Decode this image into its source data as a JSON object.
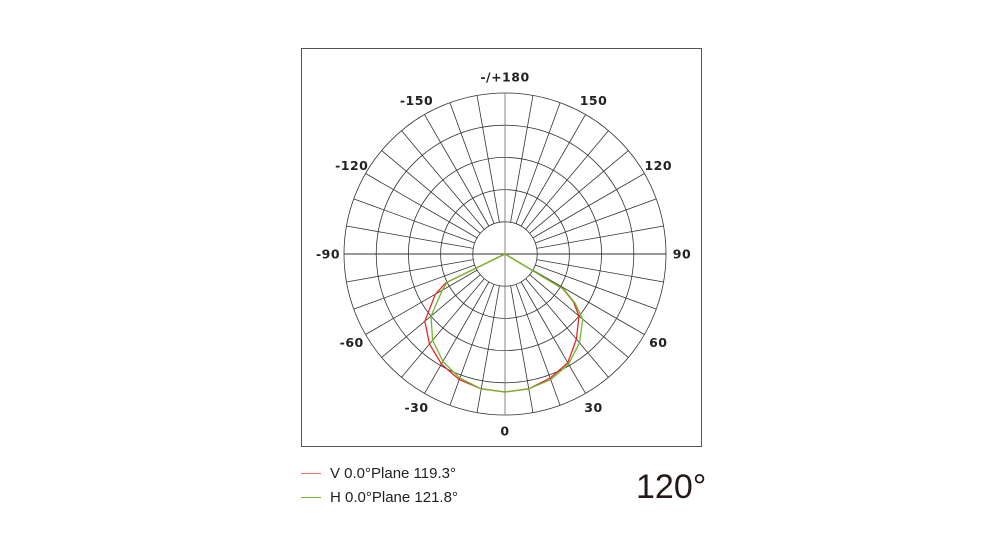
{
  "chart_data": {
    "type": "polar",
    "title": "",
    "angle_tick_labels": [
      {
        "angle": 180,
        "label": "-/+180"
      },
      {
        "angle": 150,
        "label": "150"
      },
      {
        "angle": -150,
        "label": "-150"
      },
      {
        "angle": 120,
        "label": "120"
      },
      {
        "angle": -120,
        "label": "-120"
      },
      {
        "angle": 90,
        "label": "90"
      },
      {
        "angle": -90,
        "label": "-90"
      },
      {
        "angle": 60,
        "label": "60"
      },
      {
        "angle": -60,
        "label": "-60"
      },
      {
        "angle": 30,
        "label": "30"
      },
      {
        "angle": -30,
        "label": "-30"
      },
      {
        "angle": 0,
        "label": "0"
      }
    ],
    "angle_grid_step": 10,
    "radial_rings": [
      0.2,
      0.4,
      0.6,
      0.8,
      1.0
    ],
    "radial_range": [
      0,
      1
    ],
    "grid": true,
    "legend_placement": "bottom-left",
    "series": [
      {
        "name": "V 0.0°Plane 119.3°",
        "color": "#e8262b",
        "angles": [
          -90,
          -70,
          -64,
          -60,
          -50,
          -40,
          -30,
          -20,
          -10,
          0,
          10,
          20,
          30,
          40,
          50,
          55,
          59,
          70,
          90
        ],
        "values": [
          0,
          0,
          0.41,
          0.5,
          0.65,
          0.73,
          0.79,
          0.83,
          0.85,
          0.857,
          0.85,
          0.82,
          0.78,
          0.69,
          0.6,
          0.52,
          0.42,
          0,
          0
        ]
      },
      {
        "name": "H 0.0°Plane 121.8°",
        "color": "#6cba2a",
        "angles": [
          -90,
          -70,
          -64,
          -60,
          -50,
          -40,
          -30,
          -20,
          -10,
          0,
          10,
          20,
          30,
          40,
          50,
          55,
          59,
          70,
          90
        ],
        "values": [
          0,
          0,
          0.4,
          0.45,
          0.6,
          0.7,
          0.77,
          0.82,
          0.85,
          0.857,
          0.85,
          0.83,
          0.79,
          0.72,
          0.63,
          0.53,
          0.43,
          0,
          0
        ]
      }
    ]
  },
  "beam_angle": "120°"
}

Requirements:
Display every line of the listing that contains the string "name".

Exercise output:
        "name": "V 0.0°Plane 119.3°",
        "name": "H 0.0°Plane 121.8°",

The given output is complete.